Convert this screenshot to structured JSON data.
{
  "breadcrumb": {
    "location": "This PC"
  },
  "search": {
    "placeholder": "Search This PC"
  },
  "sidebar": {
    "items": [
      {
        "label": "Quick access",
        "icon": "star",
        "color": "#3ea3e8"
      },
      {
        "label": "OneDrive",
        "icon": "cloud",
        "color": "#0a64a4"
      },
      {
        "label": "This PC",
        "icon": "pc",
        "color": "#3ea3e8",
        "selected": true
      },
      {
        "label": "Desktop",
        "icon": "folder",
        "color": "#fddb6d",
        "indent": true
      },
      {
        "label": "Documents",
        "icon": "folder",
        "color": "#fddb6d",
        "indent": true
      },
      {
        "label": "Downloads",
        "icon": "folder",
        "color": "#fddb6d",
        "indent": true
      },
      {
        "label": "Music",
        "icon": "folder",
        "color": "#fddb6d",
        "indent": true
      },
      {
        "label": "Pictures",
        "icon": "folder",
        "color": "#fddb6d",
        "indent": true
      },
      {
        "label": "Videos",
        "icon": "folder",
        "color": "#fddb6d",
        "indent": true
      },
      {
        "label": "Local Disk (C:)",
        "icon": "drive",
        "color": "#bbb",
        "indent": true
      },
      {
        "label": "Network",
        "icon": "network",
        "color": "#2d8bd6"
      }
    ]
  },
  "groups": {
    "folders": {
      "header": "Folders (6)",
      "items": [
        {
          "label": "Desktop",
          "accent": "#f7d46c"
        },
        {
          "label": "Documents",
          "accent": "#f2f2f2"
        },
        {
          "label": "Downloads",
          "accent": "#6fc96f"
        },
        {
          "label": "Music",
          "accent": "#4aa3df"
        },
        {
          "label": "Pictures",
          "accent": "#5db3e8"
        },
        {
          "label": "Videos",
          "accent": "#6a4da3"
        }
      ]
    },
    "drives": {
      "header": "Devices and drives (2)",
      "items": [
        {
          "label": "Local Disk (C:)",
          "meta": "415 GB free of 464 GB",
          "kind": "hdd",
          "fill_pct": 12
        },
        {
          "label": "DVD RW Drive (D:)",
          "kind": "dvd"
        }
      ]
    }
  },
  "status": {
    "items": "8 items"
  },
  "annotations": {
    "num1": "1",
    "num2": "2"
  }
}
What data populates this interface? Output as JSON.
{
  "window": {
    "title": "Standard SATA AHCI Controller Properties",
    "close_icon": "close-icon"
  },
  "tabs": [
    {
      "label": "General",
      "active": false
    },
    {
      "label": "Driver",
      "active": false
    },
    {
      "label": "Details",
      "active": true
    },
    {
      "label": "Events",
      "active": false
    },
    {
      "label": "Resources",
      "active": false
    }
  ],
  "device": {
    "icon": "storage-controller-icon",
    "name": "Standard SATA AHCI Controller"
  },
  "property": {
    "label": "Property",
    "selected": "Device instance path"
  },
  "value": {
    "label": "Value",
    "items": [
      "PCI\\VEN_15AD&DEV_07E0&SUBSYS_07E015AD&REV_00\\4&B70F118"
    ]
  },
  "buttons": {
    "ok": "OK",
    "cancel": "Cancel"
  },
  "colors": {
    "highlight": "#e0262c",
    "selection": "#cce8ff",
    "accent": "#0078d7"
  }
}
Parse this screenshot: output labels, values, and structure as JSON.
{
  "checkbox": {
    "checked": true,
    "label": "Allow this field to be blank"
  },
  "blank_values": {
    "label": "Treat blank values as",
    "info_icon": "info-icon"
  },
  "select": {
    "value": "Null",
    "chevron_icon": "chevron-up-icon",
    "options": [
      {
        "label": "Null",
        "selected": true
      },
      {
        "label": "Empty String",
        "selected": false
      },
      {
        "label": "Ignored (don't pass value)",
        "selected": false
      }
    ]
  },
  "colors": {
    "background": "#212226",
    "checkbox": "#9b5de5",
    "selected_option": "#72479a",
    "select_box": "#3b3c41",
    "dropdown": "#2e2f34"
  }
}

------------------------------------

» WORK TO COMPLETE
Above are some records; repeat all of them exactly.

» ANSWER IN FULL
Convert this screenshot to structured JSON data.
{
  "breadcrumb": {
    "location": "This PC"
  },
  "search": {
    "placeholder": "Search This PC"
  },
  "sidebar": {
    "items": [
      {
        "label": "Quick access",
        "icon": "star",
        "color": "#3ea3e8"
      },
      {
        "label": "OneDrive",
        "icon": "cloud",
        "color": "#0a64a4"
      },
      {
        "label": "This PC",
        "icon": "pc",
        "color": "#3ea3e8",
        "selected": true
      },
      {
        "label": "Desktop",
        "icon": "folder",
        "color": "#fddb6d",
        "indent": true
      },
      {
        "label": "Documents",
        "icon": "folder",
        "color": "#fddb6d",
        "indent": true
      },
      {
        "label": "Downloads",
        "icon": "folder",
        "color": "#fddb6d",
        "indent": true
      },
      {
        "label": "Music",
        "icon": "folder",
        "color": "#fddb6d",
        "indent": true
      },
      {
        "label": "Pictures",
        "icon": "folder",
        "color": "#fddb6d",
        "indent": true
      },
      {
        "label": "Videos",
        "icon": "folder",
        "color": "#fddb6d",
        "indent": true
      },
      {
        "label": "Local Disk (C:)",
        "icon": "drive",
        "color": "#bbb",
        "indent": true
      },
      {
        "label": "Network",
        "icon": "network",
        "color": "#2d8bd6"
      }
    ]
  },
  "groups": {
    "folders": {
      "header": "Folders (6)",
      "items": [
        {
          "label": "Desktop",
          "accent": "#f7d46c"
        },
        {
          "label": "Documents",
          "accent": "#f2f2f2"
        },
        {
          "label": "Downloads",
          "accent": "#6fc96f"
        },
        {
          "label": "Music",
          "accent": "#4aa3df"
        },
        {
          "label": "Pictures",
          "accent": "#5db3e8"
        },
        {
          "label": "Videos",
          "accent": "#6a4da3"
        }
      ]
    },
    "drives": {
      "header": "Devices and drives (2)",
      "items": [
        {
          "label": "Local Disk (C:)",
          "meta": "415 GB free of 464 GB",
          "kind": "hdd",
          "fill_pct": 12
        },
        {
          "label": "DVD RW Drive (D:)",
          "kind": "dvd"
        }
      ]
    }
  },
  "status": {
    "items": "8 items"
  },
  "annotations": {
    "num1": "1",
    "num2": "2"
  }
}
What data populates this interface? Output as JSON.
{
  "window": {
    "title": "Standard SATA AHCI Controller Properties",
    "close_icon": "close-icon"
  },
  "tabs": [
    {
      "label": "General",
      "active": false
    },
    {
      "label": "Driver",
      "active": false
    },
    {
      "label": "Details",
      "active": true
    },
    {
      "label": "Events",
      "active": false
    },
    {
      "label": "Resources",
      "active": false
    }
  ],
  "device": {
    "icon": "storage-controller-icon",
    "name": "Standard SATA AHCI Controller"
  },
  "property": {
    "label": "Property",
    "selected": "Device instance path"
  },
  "value": {
    "label": "Value",
    "items": [
      "PCI\\VEN_15AD&DEV_07E0&SUBSYS_07E015AD&REV_00\\4&B70F118"
    ]
  },
  "buttons": {
    "ok": "OK",
    "cancel": "Cancel"
  },
  "colors": {
    "highlight": "#e0262c",
    "selection": "#cce8ff",
    "accent": "#0078d7"
  }
}
Parse this screenshot: output labels, values, and structure as JSON.
{
  "checkbox": {
    "checked": true,
    "label": "Allow this field to be blank"
  },
  "blank_values": {
    "label": "Treat blank values as",
    "info_icon": "info-icon"
  },
  "select": {
    "value": "Null",
    "chevron_icon": "chevron-up-icon",
    "options": [
      {
        "label": "Null",
        "selected": true
      },
      {
        "label": "Empty String",
        "selected": false
      },
      {
        "label": "Ignored (don't pass value)",
        "selected": false
      }
    ]
  },
  "colors": {
    "background": "#212226",
    "checkbox": "#9b5de5",
    "selected_option": "#72479a",
    "select_box": "#3b3c41",
    "dropdown": "#2e2f34"
  }
}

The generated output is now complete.